* Start DATA FOR THIS TASK *

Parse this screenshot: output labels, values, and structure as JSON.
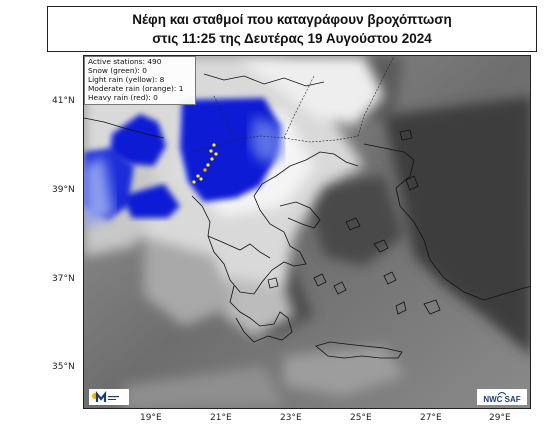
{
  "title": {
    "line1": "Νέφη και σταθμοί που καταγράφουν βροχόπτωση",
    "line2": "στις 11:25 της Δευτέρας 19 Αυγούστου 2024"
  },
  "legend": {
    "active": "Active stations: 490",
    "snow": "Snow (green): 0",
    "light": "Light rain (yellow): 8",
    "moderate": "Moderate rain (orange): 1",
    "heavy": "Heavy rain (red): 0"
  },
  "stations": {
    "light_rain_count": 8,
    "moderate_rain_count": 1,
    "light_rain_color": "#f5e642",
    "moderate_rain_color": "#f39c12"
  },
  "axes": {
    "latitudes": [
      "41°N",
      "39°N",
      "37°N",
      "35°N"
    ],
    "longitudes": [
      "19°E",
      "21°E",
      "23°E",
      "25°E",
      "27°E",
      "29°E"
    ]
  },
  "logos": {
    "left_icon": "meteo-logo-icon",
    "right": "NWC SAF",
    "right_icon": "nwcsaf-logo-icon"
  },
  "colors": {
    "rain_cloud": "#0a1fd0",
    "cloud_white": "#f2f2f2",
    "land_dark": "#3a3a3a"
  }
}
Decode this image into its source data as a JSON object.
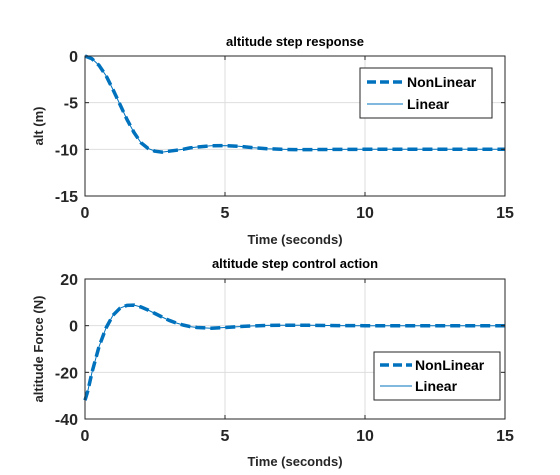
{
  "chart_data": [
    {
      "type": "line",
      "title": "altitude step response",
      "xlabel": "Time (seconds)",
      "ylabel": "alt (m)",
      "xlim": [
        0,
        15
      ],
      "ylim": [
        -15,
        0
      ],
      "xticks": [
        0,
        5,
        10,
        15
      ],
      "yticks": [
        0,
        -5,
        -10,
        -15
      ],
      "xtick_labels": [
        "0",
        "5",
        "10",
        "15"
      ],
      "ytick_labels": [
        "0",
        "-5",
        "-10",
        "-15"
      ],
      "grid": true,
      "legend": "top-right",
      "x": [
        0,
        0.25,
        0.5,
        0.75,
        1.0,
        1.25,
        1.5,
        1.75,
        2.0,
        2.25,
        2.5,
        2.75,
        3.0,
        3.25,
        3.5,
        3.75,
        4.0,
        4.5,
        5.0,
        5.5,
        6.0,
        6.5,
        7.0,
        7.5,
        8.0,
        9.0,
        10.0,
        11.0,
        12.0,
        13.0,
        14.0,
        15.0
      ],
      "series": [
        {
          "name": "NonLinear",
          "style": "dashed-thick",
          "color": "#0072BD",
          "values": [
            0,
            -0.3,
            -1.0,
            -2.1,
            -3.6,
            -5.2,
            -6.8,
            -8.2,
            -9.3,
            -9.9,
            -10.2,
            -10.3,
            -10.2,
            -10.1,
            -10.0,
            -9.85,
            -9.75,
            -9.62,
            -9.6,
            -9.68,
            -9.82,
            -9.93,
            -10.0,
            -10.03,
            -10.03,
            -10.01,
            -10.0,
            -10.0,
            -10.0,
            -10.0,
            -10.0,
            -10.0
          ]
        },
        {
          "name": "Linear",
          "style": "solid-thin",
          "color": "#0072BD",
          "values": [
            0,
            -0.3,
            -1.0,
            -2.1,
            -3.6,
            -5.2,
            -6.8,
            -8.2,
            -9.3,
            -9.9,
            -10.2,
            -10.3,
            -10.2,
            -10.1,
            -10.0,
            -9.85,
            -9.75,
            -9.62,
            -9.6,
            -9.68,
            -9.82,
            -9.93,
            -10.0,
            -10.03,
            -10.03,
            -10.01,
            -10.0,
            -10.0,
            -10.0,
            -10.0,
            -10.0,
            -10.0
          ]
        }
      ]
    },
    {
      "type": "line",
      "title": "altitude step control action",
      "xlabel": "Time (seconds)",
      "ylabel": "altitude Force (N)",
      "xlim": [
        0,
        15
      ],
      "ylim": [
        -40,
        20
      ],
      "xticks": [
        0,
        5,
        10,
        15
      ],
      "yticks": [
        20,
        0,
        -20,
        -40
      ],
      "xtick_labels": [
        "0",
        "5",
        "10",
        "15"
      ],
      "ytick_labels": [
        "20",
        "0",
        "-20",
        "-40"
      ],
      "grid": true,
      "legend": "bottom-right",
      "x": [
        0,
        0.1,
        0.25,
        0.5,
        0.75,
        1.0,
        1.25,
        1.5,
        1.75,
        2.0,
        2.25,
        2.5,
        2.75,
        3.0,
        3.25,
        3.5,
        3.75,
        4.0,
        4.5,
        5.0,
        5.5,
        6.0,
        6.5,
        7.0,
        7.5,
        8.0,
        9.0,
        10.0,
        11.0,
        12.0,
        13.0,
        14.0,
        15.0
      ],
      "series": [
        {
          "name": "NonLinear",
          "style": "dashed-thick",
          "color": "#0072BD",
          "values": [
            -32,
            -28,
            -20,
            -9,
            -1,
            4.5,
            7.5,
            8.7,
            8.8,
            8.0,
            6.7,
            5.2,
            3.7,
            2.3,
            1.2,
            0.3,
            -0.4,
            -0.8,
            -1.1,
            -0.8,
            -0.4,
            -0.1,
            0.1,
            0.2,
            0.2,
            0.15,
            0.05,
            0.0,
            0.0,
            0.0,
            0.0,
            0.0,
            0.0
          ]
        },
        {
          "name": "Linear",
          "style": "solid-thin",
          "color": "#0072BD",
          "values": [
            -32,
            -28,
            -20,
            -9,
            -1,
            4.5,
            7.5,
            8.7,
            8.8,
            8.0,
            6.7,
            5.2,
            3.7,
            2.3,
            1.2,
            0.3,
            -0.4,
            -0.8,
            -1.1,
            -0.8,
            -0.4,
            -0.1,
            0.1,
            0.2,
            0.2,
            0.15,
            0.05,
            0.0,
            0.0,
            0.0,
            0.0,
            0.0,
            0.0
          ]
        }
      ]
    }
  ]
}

* End DATA FOR THIS TASK *

REQUIRED WORK: Check each line of the entries for the string "icon". Copy the lines that have it.

RESULT OF THE EXERCISE:
    "left_icon": "meteo-logo-icon",
    "right_icon": "nwcsaf-logo-icon"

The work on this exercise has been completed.